[Task goal]:
Look through the entries and report how many lines include the word "JSON". Give the number alone.

(Extracts from a graphics dataset)

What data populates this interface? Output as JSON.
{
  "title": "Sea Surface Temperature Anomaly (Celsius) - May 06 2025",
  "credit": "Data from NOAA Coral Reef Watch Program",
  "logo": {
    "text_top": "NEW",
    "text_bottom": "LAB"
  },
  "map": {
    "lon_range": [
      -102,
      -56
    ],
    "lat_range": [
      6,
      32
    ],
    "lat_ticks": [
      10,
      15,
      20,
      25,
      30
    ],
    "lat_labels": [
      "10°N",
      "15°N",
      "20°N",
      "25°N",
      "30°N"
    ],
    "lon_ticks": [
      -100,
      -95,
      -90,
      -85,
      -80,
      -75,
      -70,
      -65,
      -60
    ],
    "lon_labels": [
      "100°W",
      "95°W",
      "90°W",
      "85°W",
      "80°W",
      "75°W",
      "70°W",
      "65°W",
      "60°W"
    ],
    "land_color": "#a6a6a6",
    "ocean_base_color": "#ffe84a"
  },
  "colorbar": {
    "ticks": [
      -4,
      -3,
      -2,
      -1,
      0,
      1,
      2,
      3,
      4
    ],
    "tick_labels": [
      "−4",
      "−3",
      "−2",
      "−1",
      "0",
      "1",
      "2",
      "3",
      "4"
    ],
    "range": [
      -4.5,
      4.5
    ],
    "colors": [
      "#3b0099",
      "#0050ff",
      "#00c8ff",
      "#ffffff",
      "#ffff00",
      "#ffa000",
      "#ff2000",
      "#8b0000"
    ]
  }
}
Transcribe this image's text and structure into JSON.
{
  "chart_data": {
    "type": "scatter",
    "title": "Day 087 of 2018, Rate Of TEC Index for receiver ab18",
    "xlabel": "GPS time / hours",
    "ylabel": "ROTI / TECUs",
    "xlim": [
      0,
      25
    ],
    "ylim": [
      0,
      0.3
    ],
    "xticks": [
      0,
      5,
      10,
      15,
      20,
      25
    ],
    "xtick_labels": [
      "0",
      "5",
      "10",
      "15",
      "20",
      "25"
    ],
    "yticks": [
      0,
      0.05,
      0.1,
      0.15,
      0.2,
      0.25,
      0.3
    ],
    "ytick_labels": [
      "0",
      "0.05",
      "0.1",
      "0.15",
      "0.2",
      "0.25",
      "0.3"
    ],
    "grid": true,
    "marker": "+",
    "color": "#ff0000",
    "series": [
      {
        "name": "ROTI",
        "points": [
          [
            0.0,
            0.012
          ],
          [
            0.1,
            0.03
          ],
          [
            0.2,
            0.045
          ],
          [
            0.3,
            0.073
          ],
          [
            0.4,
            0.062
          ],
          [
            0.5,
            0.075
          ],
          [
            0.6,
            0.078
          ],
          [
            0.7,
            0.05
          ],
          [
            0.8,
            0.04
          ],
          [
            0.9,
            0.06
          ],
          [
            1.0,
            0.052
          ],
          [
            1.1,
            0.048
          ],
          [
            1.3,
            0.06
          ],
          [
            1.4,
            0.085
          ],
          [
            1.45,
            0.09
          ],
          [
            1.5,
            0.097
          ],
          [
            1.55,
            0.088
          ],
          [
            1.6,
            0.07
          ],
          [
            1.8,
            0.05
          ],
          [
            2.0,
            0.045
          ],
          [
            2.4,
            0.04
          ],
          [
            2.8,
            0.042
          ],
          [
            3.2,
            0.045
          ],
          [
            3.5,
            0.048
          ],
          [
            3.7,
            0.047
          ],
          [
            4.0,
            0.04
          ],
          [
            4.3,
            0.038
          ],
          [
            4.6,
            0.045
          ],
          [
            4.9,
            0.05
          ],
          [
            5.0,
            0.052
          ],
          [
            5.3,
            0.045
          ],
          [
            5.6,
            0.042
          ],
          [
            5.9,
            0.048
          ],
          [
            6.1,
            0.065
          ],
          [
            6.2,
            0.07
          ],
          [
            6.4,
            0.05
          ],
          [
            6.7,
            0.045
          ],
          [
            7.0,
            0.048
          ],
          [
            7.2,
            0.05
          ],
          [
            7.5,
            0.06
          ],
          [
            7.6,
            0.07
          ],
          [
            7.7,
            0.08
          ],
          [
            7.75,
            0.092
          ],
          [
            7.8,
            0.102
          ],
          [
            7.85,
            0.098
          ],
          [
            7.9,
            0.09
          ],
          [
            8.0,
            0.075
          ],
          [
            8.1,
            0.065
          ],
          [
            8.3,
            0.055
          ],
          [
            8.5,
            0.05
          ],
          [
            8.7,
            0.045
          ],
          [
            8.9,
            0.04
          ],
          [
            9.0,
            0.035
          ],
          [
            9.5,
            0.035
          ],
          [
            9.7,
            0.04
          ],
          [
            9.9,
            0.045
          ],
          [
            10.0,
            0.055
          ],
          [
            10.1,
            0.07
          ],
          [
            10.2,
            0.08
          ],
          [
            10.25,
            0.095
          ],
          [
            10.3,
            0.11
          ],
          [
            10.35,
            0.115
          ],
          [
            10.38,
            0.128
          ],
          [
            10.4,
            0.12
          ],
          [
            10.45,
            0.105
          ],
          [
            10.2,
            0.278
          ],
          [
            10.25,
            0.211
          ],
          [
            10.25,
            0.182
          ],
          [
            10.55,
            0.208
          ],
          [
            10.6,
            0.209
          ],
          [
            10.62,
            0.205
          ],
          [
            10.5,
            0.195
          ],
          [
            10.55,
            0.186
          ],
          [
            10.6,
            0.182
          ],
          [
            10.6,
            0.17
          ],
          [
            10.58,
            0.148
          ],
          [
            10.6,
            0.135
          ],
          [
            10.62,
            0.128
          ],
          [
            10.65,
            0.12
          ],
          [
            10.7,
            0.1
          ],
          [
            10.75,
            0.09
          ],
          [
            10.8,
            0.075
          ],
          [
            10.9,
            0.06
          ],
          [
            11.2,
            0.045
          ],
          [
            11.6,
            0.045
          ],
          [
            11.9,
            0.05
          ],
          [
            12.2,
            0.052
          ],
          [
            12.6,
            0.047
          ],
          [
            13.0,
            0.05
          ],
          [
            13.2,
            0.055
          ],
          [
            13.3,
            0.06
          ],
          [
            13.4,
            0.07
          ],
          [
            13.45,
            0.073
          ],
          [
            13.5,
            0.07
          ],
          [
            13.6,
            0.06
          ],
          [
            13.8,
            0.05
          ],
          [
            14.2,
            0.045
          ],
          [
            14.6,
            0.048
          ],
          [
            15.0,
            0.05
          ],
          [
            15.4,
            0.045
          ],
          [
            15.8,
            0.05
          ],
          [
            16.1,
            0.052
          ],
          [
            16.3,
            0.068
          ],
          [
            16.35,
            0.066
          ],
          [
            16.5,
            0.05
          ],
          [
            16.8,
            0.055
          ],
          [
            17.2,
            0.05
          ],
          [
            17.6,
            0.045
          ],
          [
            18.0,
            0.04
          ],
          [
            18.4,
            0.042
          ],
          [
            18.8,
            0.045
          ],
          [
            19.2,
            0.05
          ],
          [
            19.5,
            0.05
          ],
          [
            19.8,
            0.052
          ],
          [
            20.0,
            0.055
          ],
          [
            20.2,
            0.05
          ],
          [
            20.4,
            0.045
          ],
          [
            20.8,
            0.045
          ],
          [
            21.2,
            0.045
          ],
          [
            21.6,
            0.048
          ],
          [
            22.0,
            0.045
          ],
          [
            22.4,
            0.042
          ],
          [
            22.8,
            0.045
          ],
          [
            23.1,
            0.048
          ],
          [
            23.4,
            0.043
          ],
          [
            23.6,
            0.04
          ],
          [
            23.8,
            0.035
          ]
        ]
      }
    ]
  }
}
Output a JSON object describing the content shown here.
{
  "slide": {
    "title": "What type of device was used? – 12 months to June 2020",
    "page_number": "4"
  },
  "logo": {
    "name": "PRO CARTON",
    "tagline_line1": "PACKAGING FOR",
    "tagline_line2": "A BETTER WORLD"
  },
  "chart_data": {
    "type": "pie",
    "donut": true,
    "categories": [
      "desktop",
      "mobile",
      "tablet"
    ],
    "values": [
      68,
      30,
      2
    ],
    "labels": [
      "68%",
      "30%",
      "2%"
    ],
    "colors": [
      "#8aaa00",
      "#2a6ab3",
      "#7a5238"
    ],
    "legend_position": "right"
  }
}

[Answer to this problem]:
3